REQUEST ▸ Search the listing for "page" and copy every line where it appears.

Raw records:
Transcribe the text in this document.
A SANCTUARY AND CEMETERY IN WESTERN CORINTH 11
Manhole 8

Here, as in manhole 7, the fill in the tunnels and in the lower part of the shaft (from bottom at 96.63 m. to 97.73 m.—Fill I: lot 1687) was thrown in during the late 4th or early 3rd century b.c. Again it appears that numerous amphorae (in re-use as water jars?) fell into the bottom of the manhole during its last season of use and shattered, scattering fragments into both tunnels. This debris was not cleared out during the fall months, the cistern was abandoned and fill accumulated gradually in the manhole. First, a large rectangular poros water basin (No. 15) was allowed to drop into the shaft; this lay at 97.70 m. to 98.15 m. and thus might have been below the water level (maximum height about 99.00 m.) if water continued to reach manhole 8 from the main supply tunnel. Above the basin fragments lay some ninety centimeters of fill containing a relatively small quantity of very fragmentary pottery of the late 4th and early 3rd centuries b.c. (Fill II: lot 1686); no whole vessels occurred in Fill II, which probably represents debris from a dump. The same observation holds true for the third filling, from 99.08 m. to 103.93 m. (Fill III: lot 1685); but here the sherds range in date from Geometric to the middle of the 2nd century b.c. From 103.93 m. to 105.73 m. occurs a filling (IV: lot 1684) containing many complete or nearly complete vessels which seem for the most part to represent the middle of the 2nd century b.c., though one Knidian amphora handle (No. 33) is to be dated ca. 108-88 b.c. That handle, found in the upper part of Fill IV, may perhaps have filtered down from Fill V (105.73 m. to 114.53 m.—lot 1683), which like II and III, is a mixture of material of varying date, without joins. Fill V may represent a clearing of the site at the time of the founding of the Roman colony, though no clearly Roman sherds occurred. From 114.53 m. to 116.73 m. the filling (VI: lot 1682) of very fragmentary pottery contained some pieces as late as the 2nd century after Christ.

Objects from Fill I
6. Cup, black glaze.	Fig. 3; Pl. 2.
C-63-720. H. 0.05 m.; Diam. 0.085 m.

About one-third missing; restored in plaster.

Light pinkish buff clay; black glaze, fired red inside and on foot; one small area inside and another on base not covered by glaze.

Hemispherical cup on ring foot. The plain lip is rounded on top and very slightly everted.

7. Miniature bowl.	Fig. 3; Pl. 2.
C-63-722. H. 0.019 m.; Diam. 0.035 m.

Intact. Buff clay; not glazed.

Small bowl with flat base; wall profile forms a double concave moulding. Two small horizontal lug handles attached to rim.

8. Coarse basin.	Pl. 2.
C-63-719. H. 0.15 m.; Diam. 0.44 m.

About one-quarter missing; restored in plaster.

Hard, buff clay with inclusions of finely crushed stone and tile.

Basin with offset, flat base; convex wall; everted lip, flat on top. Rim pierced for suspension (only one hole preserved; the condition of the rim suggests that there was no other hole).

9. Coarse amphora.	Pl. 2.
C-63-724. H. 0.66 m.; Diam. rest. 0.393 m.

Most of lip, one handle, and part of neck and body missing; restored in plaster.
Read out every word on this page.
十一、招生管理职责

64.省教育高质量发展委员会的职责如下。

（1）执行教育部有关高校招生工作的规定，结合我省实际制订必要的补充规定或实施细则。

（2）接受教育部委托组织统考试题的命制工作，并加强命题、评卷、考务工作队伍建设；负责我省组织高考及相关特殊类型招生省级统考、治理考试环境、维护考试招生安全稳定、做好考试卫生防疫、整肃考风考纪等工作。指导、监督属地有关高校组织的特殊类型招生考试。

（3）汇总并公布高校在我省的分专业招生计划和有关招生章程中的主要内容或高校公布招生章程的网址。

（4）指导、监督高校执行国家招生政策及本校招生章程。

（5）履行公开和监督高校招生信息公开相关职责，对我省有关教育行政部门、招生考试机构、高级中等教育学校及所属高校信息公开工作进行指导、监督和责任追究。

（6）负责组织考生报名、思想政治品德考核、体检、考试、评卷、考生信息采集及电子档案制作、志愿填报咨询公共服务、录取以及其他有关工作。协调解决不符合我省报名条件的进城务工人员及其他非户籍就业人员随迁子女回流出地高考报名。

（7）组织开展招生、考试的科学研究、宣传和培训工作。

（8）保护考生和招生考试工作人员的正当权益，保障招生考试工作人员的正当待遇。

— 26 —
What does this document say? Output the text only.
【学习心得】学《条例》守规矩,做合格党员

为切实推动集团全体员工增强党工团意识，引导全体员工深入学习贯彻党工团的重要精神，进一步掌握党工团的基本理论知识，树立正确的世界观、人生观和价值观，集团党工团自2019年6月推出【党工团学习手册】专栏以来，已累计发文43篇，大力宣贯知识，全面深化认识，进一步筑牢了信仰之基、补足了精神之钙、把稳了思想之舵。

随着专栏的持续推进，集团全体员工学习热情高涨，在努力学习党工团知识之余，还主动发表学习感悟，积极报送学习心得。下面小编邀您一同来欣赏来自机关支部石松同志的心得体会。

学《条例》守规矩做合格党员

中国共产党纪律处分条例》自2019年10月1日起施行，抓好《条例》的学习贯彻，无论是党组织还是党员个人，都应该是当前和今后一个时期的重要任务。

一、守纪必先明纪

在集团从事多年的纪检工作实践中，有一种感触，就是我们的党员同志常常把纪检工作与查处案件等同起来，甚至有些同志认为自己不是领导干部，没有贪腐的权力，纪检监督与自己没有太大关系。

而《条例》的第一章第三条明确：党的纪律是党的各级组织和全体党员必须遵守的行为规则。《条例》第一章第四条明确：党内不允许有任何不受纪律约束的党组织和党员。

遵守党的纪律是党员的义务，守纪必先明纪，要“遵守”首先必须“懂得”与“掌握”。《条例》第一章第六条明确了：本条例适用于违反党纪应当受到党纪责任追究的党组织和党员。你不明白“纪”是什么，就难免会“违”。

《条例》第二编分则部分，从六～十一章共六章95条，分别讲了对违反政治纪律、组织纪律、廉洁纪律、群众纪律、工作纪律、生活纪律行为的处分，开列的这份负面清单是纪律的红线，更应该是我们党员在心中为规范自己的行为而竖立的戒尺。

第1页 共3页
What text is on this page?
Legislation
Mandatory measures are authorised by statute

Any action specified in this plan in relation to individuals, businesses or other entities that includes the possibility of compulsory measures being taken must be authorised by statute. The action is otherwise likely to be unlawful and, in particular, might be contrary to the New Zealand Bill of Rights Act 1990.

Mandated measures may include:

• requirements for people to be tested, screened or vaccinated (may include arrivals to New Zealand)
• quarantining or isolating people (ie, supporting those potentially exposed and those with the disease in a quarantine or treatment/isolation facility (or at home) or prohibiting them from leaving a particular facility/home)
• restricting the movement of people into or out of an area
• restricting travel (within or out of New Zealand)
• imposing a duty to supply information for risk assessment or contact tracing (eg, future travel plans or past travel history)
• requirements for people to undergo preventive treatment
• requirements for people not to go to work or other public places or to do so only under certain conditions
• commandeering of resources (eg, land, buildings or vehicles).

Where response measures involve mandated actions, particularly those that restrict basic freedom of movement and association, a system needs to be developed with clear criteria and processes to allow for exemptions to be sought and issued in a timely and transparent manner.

TASK OUTPUT ▸
Read out every word on this page.
What text is on this page?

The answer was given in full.